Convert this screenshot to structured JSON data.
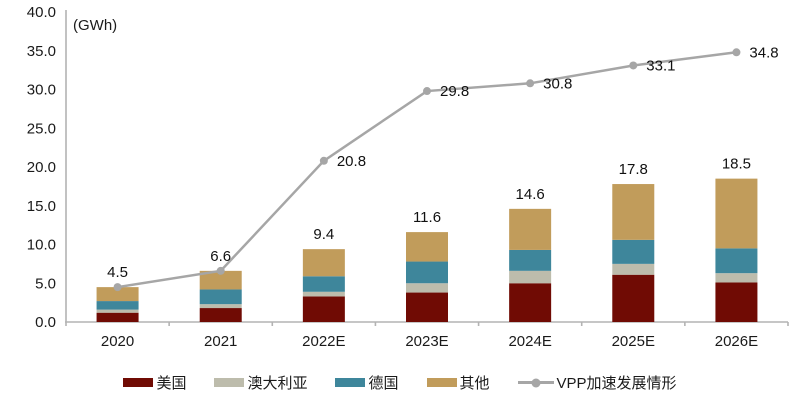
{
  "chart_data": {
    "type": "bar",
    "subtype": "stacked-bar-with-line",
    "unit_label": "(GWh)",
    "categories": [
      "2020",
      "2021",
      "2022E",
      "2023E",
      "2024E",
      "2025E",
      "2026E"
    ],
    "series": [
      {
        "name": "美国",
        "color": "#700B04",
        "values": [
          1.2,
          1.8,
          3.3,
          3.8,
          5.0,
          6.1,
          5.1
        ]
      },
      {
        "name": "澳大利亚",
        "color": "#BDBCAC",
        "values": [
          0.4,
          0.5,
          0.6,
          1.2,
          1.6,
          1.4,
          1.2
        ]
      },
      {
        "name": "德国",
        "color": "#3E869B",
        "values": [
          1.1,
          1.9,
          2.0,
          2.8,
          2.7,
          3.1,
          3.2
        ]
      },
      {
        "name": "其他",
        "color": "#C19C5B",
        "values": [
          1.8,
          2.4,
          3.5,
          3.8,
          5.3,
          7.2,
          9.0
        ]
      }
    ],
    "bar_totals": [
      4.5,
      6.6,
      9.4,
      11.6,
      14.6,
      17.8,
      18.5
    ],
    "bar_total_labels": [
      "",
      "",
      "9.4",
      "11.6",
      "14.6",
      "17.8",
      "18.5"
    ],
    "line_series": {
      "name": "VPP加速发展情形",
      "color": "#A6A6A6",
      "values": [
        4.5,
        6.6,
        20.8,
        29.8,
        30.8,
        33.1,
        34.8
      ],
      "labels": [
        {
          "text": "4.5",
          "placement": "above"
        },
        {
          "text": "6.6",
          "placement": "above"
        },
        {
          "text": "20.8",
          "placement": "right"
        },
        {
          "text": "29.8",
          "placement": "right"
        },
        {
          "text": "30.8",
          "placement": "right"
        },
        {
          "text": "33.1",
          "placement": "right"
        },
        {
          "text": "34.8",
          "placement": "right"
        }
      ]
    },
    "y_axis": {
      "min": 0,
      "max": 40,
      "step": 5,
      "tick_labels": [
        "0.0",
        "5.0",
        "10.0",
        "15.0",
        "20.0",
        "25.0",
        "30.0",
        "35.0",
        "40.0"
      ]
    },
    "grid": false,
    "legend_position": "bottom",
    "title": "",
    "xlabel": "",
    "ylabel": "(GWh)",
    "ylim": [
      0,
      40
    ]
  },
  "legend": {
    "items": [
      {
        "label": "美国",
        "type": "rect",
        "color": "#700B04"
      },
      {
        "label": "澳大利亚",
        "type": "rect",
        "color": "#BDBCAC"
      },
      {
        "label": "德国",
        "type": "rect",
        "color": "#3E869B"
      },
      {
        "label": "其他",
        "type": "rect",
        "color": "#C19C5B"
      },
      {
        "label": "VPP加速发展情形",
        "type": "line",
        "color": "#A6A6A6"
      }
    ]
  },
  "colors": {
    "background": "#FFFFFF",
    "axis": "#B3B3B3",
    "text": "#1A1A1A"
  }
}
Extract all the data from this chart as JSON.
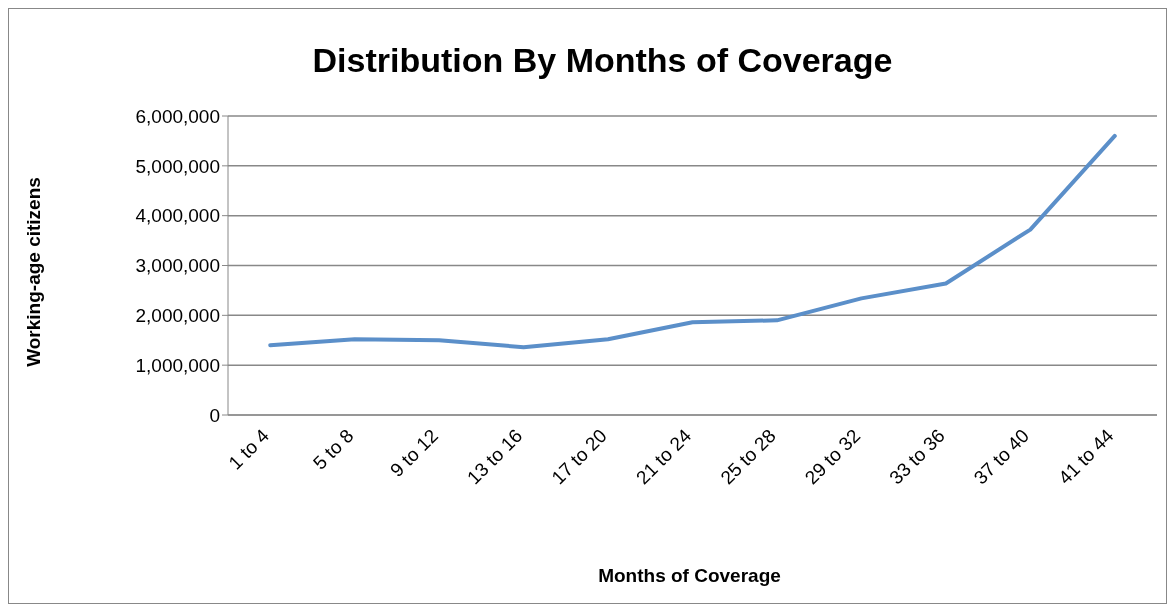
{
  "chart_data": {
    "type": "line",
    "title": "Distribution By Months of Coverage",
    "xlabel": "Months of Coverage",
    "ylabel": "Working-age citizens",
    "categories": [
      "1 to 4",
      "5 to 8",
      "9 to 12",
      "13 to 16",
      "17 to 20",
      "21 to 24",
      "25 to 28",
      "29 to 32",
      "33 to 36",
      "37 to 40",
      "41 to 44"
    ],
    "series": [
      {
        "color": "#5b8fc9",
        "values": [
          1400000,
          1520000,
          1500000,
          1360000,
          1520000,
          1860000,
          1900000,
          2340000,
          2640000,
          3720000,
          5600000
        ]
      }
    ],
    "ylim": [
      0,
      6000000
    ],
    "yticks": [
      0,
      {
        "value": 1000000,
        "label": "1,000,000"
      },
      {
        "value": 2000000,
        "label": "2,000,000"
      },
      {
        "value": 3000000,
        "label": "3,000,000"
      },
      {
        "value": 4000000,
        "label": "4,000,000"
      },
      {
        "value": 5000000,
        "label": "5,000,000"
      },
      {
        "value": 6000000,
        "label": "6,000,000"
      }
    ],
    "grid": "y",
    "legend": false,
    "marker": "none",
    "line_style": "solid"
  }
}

::::::

== Stated exercise ==
Print the complete listing exactly as it stands, without its pictures.

== Answer to the task ==
Convert this screenshot to structured JSON data.
{
  "chart_data": {
    "type": "bar",
    "subtype": "stacked-bar-with-line",
    "unit_label": "(GWh)",
    "categories": [
      "2020",
      "2021",
      "2022E",
      "2023E",
      "2024E",
      "2025E",
      "2026E"
    ],
    "series": [
      {
        "name": "美国",
        "color": "#700B04",
        "values": [
          1.2,
          1.8,
          3.3,
          3.8,
          5.0,
          6.1,
          5.1
        ]
      },
      {
        "name": "澳大利亚",
        "color": "#BDBCAC",
        "values": [
          0.4,
          0.5,
          0.6,
          1.2,
          1.6,
          1.4,
          1.2
        ]
      },
      {
        "name": "德国",
        "color": "#3E869B",
        "values": [
          1.1,
          1.9,
          2.0,
          2.8,
          2.7,
          3.1,
          3.2
        ]
      },
      {
        "name": "其他",
        "color": "#C19C5B",
        "values": [
          1.8,
          2.4,
          3.5,
          3.8,
          5.3,
          7.2,
          9.0
        ]
      }
    ],
    "bar_totals": [
      4.5,
      6.6,
      9.4,
      11.6,
      14.6,
      17.8,
      18.5
    ],
    "bar_total_labels": [
      "",
      "",
      "9.4",
      "11.6",
      "14.6",
      "17.8",
      "18.5"
    ],
    "line_series": {
      "name": "VPP加速发展情形",
      "color": "#A6A6A6",
      "values": [
        4.5,
        6.6,
        20.8,
        29.8,
        30.8,
        33.1,
        34.8
      ],
      "labels": [
        {
          "text": "4.5",
          "placement": "above"
        },
        {
          "text": "6.6",
          "placement": "above"
        },
        {
          "text": "20.8",
          "placement": "right"
        },
        {
          "text": "29.8",
          "placement": "right"
        },
        {
          "text": "30.8",
          "placement": "right"
        },
        {
          "text": "33.1",
          "placement": "right"
        },
        {
          "text": "34.8",
          "placement": "right"
        }
      ]
    },
    "y_axis": {
      "min": 0,
      "max": 40,
      "step": 5,
      "tick_labels": [
        "0.0",
        "5.0",
        "10.0",
        "15.0",
        "20.0",
        "25.0",
        "30.0",
        "35.0",
        "40.0"
      ]
    },
    "grid": false,
    "legend_position": "bottom",
    "title": "",
    "xlabel": "",
    "ylabel": "(GWh)",
    "ylim": [
      0,
      40
    ]
  },
  "legend": {
    "items": [
      {
        "label": "美国",
        "type": "rect",
        "color": "#700B04"
      },
      {
        "label": "澳大利亚",
        "type": "rect",
        "color": "#BDBCAC"
      },
      {
        "label": "德国",
        "type": "rect",
        "color": "#3E869B"
      },
      {
        "label": "其他",
        "type": "rect",
        "color": "#C19C5B"
      },
      {
        "label": "VPP加速发展情形",
        "type": "line",
        "color": "#A6A6A6"
      }
    ]
  },
  "colors": {
    "background": "#FFFFFF",
    "axis": "#B3B3B3",
    "text": "#1A1A1A"
  }
}
Extract all the data from this chart as JSON.
{
  "chart_data": {
    "type": "line",
    "title": "Distribution By Months of Coverage",
    "xlabel": "Months of Coverage",
    "ylabel": "Working-age citizens",
    "categories": [
      "1 to 4",
      "5 to 8",
      "9 to 12",
      "13 to 16",
      "17 to 20",
      "21 to 24",
      "25 to 28",
      "29 to 32",
      "33 to 36",
      "37 to 40",
      "41 to 44"
    ],
    "series": [
      {
        "color": "#5b8fc9",
        "values": [
          1400000,
          1520000,
          1500000,
          1360000,
          1520000,
          1860000,
          1900000,
          2340000,
          2640000,
          3720000,
          5600000
        ]
      }
    ],
    "ylim": [
      0,
      6000000
    ],
    "yticks": [
      0,
      {
        "value": 1000000,
        "label": "1,000,000"
      },
      {
        "value": 2000000,
        "label": "2,000,000"
      },
      {
        "value": 3000000,
        "label": "3,000,000"
      },
      {
        "value": 4000000,
        "label": "4,000,000"
      },
      {
        "value": 5000000,
        "label": "5,000,000"
      },
      {
        "value": 6000000,
        "label": "6,000,000"
      }
    ],
    "grid": "y",
    "legend": false,
    "marker": "none",
    "line_style": "solid"
  }
}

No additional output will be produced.